• [Document section]
Giter Club home page Giter Club logo

glapd's Introduction

This is a customizable LAMP primer sets designing system: GLAPD (whole genome based LAMP primer design for a set of target genomes).
######
Introduction:
  LAMP(Loop-mediated isothermal amplification) is a simple and effective new method to amplify DNA sequence.
  One LAMP primer set contains four single LAMP primers from six primer regions in genome. The six regions are F3, F2, F1c, B1c, B2 and B3. Sequences from F1c and F2 are synthesized into primer FIP and sequences from B1c and B2 are synthesized into BIP. In order to accelerate the amplification, two additional loop primers(LF, LB) can be added.

  GLAPD can design LAMP primer sets based on whole genome. It can design common primers for a set of target genomes and the primers are specific for background genomes.
  Firstly, GLAPD identifies all candiate single primer regions. Then those single primers are aligned to target genomes and background genomes. Thirdly, GLAPD combines candidate single primers into LAMP primer sets. At last the commonality and specificity check are calculated for LAMP primer sets with the information from alignment.

• [Raw data]
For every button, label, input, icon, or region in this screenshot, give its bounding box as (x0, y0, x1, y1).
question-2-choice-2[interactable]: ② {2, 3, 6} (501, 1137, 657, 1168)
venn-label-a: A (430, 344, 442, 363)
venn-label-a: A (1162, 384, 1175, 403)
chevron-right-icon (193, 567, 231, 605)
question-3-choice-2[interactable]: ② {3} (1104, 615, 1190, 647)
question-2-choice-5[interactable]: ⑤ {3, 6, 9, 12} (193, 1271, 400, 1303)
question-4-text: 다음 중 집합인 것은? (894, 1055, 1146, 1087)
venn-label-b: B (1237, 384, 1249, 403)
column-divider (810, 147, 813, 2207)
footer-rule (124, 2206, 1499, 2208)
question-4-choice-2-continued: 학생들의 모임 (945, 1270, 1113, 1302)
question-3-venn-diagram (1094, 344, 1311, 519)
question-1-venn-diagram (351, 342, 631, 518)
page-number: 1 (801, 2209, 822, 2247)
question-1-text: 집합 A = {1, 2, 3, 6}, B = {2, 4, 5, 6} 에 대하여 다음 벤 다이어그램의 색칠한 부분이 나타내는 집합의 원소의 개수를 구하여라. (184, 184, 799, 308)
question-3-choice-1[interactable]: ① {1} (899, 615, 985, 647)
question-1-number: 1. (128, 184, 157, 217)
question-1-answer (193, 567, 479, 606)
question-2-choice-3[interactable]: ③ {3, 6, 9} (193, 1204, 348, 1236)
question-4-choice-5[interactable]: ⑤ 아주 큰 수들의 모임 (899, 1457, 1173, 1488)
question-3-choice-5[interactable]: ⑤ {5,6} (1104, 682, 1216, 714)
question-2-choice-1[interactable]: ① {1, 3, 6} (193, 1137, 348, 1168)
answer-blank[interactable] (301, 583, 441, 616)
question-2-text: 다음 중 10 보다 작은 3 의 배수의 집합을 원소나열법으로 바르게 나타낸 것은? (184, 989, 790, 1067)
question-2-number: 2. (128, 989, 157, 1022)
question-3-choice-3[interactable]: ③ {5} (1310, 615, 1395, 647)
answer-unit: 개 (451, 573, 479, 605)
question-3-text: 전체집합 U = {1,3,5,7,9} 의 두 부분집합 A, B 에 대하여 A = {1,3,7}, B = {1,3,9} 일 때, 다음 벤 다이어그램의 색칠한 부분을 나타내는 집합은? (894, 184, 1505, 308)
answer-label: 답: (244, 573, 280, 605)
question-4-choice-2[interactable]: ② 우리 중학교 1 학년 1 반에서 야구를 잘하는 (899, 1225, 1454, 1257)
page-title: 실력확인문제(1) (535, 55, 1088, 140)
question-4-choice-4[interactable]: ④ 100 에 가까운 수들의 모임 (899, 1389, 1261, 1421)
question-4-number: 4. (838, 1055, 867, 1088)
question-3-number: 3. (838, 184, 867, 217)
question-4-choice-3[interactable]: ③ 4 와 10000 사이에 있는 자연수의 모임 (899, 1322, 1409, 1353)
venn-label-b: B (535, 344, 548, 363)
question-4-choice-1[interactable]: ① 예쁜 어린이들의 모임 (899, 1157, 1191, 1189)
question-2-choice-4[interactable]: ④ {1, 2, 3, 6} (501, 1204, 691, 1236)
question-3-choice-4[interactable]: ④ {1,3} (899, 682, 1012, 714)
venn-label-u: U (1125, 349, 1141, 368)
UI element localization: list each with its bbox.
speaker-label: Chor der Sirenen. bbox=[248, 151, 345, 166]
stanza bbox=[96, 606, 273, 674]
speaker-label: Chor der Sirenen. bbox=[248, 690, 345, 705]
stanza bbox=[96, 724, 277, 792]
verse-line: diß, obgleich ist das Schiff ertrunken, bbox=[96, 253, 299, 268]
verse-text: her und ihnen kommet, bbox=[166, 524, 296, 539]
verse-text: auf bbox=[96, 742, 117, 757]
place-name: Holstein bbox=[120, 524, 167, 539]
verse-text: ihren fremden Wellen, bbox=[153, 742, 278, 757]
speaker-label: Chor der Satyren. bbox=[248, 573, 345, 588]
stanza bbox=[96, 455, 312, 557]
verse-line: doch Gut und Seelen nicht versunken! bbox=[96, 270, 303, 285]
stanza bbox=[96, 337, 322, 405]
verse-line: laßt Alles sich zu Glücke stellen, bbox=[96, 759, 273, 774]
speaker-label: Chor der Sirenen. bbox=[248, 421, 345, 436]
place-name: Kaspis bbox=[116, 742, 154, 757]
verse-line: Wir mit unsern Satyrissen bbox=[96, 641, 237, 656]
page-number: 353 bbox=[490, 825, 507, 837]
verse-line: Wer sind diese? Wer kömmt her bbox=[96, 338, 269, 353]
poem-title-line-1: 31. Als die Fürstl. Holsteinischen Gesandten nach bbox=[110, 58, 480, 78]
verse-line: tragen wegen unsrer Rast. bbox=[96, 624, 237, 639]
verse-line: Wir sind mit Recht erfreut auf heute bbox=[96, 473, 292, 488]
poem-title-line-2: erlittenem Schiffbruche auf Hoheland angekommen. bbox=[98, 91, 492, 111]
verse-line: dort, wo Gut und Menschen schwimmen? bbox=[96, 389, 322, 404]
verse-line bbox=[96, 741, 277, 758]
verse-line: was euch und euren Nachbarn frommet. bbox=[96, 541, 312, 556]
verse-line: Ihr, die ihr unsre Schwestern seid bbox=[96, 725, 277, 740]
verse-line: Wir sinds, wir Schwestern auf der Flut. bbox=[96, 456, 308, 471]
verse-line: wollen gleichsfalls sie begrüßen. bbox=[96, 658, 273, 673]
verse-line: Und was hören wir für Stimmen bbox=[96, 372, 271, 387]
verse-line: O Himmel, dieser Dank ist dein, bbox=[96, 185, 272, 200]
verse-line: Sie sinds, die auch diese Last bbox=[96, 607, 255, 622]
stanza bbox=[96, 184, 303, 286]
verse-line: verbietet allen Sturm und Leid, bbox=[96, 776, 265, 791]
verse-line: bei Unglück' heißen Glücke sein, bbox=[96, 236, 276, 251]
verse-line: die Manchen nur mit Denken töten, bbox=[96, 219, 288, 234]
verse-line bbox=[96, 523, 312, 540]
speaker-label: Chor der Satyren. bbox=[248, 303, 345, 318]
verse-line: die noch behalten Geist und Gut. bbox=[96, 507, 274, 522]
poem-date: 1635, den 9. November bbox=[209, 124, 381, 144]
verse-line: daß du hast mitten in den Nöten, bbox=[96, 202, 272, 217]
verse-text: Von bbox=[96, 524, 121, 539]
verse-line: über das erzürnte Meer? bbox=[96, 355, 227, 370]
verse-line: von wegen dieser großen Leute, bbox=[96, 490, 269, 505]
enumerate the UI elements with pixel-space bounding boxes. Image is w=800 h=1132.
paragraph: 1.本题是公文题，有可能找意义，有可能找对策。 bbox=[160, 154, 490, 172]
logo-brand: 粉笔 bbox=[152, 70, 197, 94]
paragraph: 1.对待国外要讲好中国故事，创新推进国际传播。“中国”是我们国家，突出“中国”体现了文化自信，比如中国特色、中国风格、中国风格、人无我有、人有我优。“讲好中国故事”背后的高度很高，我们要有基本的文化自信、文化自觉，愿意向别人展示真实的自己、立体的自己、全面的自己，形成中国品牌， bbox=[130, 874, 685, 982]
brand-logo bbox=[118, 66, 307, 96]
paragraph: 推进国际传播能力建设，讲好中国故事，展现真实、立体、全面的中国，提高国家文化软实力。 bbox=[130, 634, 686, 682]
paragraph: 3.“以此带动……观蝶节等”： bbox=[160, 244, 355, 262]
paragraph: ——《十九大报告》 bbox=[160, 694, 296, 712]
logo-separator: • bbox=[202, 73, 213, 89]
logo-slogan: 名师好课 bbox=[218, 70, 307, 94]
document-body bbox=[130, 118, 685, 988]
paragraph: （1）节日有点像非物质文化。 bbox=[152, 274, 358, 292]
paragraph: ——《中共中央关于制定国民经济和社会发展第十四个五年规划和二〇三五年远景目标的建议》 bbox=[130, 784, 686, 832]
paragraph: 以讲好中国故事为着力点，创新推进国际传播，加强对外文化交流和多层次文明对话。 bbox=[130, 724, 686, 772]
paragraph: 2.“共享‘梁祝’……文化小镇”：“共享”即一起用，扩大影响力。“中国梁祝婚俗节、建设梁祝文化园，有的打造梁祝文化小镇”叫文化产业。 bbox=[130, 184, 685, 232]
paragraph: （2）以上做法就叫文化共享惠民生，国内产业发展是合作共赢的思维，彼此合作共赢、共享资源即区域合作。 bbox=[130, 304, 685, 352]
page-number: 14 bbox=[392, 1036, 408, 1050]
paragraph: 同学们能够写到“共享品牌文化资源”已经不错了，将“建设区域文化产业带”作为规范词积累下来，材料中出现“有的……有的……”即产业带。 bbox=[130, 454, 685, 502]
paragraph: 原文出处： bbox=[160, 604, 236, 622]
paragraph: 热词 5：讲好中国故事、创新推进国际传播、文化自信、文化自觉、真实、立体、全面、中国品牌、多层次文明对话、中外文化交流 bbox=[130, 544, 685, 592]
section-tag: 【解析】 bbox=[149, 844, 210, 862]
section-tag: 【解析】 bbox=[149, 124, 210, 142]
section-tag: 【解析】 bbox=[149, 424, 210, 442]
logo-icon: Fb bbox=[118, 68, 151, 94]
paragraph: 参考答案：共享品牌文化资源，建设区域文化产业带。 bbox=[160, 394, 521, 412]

• [Required action] Rewrite the GLAPD introduction from "Giter Club home" to "amplify DNA sequence.", putting "efficient" in place of "effective".

• [Result of this task]
Giter Club home page Giter Club logo

glapd's Introduction

This is a customizable LAMP primer sets designing system: GLAPD (whole genome based LAMP primer design for a set of target genomes).
######
Introduction:
  LAMP(Loop-mediated isothermal amplification) is a simple and efficient new method to amplify DNA sequence.